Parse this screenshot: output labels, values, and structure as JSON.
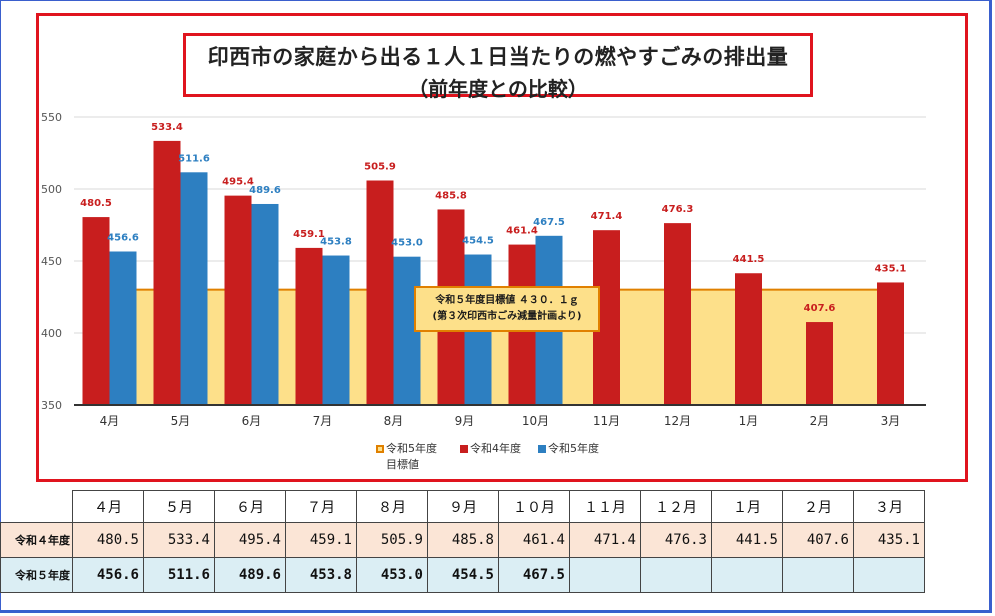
{
  "chart_data": {
    "type": "bar",
    "title": "印西市の家庭から出る１人１日当たりの燃やすごみの排出量",
    "subtitle": "（前年度との比較）",
    "categories": [
      "4月",
      "5月",
      "6月",
      "7月",
      "8月",
      "9月",
      "10月",
      "11月",
      "12月",
      "1月",
      "2月",
      "3月"
    ],
    "series": [
      {
        "name": "令和4年度",
        "color": "#c81e1e",
        "values": [
          480.5,
          533.4,
          495.4,
          459.1,
          505.9,
          485.8,
          461.4,
          471.4,
          476.3,
          441.5,
          407.6,
          435.1
        ],
        "labels": [
          "480.5",
          "533.4",
          "495.4",
          "459.1",
          "505.9",
          "485.8",
          "461.4",
          "471.4",
          "476.3",
          "441.5",
          "407.6",
          "435.1"
        ]
      },
      {
        "name": "令和5年度",
        "color": "#2d7fc1",
        "values": [
          456.6,
          511.6,
          489.6,
          453.8,
          453.0,
          454.5,
          467.5,
          null,
          null,
          null,
          null,
          null
        ],
        "labels": [
          "456.6",
          "511.6",
          "489.6",
          "453.8",
          "453.0",
          "454.5",
          "467.5",
          "",
          "",
          "",
          "",
          ""
        ]
      }
    ],
    "target": {
      "name": "令和5年度目標値",
      "value": 430.1,
      "fill": "#fde08a",
      "stroke": "#e08000",
      "note_line1": "令和５年度目標値 ４３０．１ｇ",
      "note_line2": "(第３次印西市ごみ減量計画より)"
    },
    "ylim": [
      350,
      550
    ],
    "yticks": [
      350,
      400,
      450,
      500,
      550
    ],
    "grid": true,
    "legend": {
      "position": "bottom",
      "items": [
        "令和5年度",
        "目標値",
        "令和4年度",
        "令和5年度"
      ]
    }
  },
  "table": {
    "headers": [
      "４月",
      "５月",
      "６月",
      "７月",
      "８月",
      "９月",
      "１０月",
      "１１月",
      "１２月",
      "１月",
      "２月",
      "３月"
    ],
    "row4_label": "令和４年度",
    "row4": [
      "480.5",
      "533.4",
      "495.4",
      "459.1",
      "505.9",
      "485.8",
      "461.4",
      "471.4",
      "476.3",
      "441.5",
      "407.6",
      "435.1"
    ],
    "row5_label": "令和５年度",
    "row5": [
      "456.6",
      "511.6",
      "489.6",
      "453.8",
      "453.0",
      "454.5",
      "467.5",
      "",
      "",
      "",
      "",
      ""
    ]
  }
}
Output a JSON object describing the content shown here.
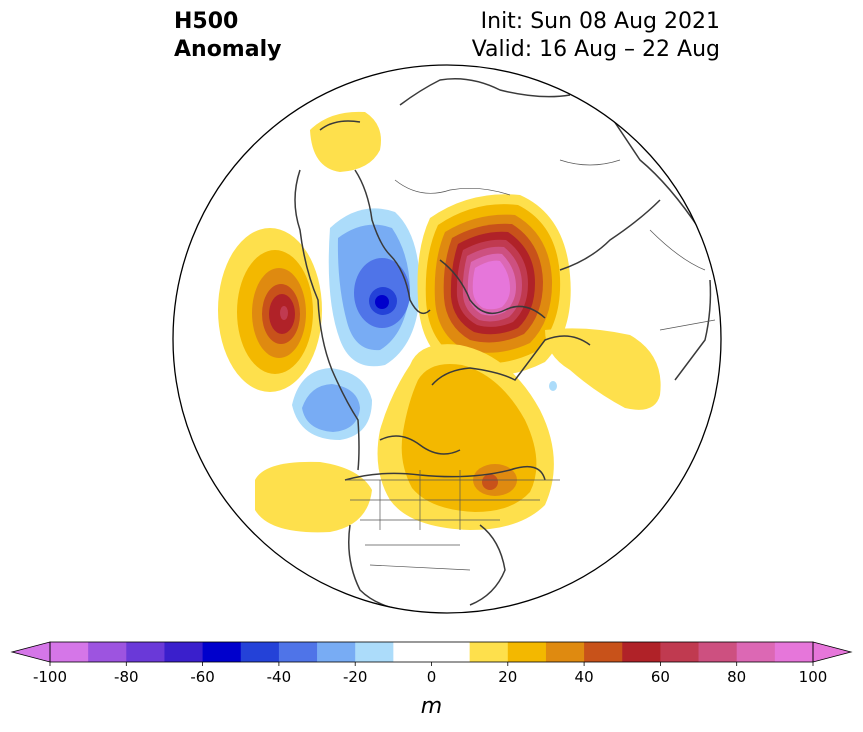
{
  "header": {
    "title_line1": "H500",
    "title_line2": "Anomaly",
    "init_text": "Init: Sun 08 Aug 2021",
    "valid_text": "Valid: 16 Aug – 22 Aug"
  },
  "map": {
    "projection": "north-polar-stereographic",
    "field": "500 hPa geopotential height anomaly",
    "features": [
      {
        "name": "pacific-positive-anomaly",
        "sign": "positive",
        "peak_m": 60
      },
      {
        "name": "siberia-positive-anomaly",
        "sign": "positive",
        "peak_m": 100
      },
      {
        "name": "canada-positive-anomaly",
        "sign": "positive",
        "peak_m": 40
      },
      {
        "name": "atlantic-positive-anomaly",
        "sign": "positive",
        "peak_m": 20
      },
      {
        "name": "bering-negative-anomaly",
        "sign": "negative",
        "peak_m": -60
      },
      {
        "name": "alaska-negative-anomaly",
        "sign": "negative",
        "peak_m": -30
      }
    ]
  },
  "colorbar": {
    "unit": "m",
    "tick_labels": [
      "-100",
      "-80",
      "-60",
      "-40",
      "-20",
      "0",
      "20",
      "40",
      "60",
      "80",
      "100"
    ],
    "colors": [
      "#d576e8",
      "#9d54e0",
      "#6a39d8",
      "#3a1fcc",
      "#0000cc",
      "#2442d8",
      "#4f74e8",
      "#78acf4",
      "#acdcfa",
      "#ffffff",
      "#ffffff",
      "#fee04c",
      "#f3b800",
      "#df8a10",
      "#c8521a",
      "#b02228",
      "#c03a50",
      "#cd5080",
      "#dc68b4",
      "#e676da"
    ],
    "extend_low": "#d576e8",
    "extend_high": "#e676da"
  }
}
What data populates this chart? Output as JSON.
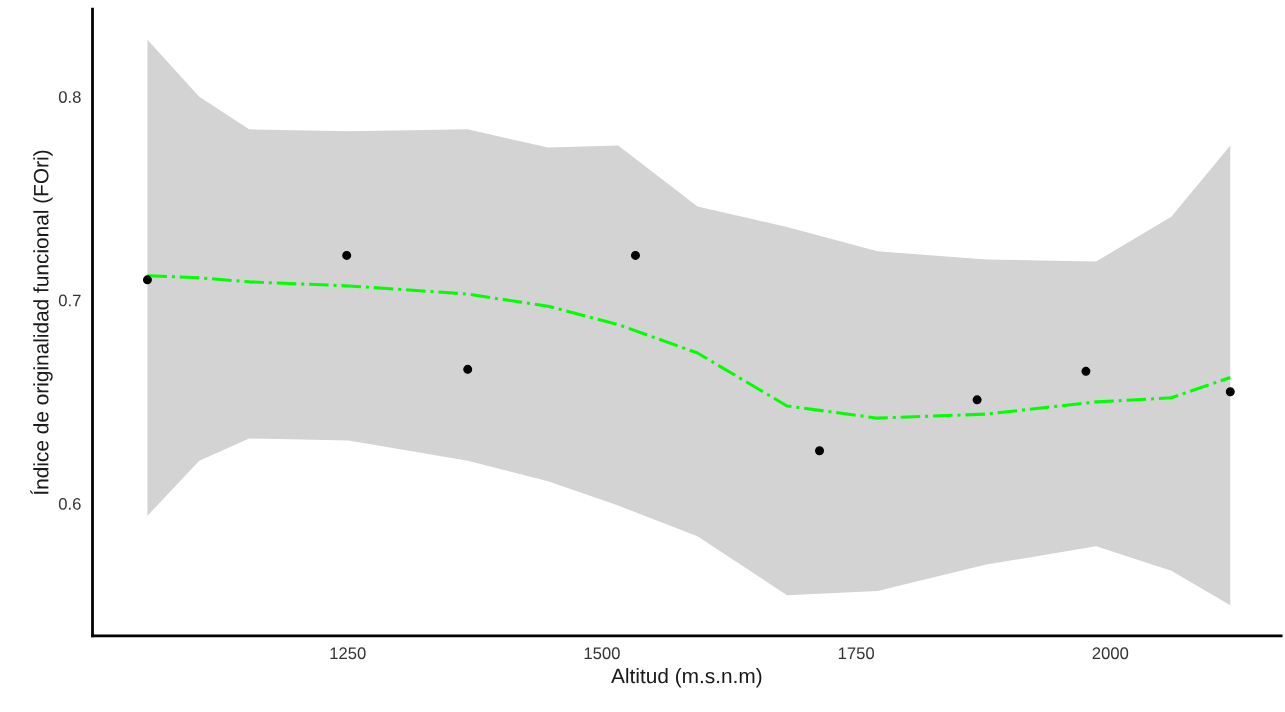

════════

▸ Written problem
Identify each line in the entries with the word "name" and copy it.

▸ Final result
        "name": "令和4年度",
        "name": "令和5年度",
      "name": "令和5年度目標値",
        "name": "pacific-positive-anomaly",
        "name": "siberia-positive-anomaly",
        "name": "canada-positive-anomaly",
        "name": "atlantic-positive-anomaly",
        "name": "bering-negative-anomaly",
        "name": "alaska-negative-anomaly",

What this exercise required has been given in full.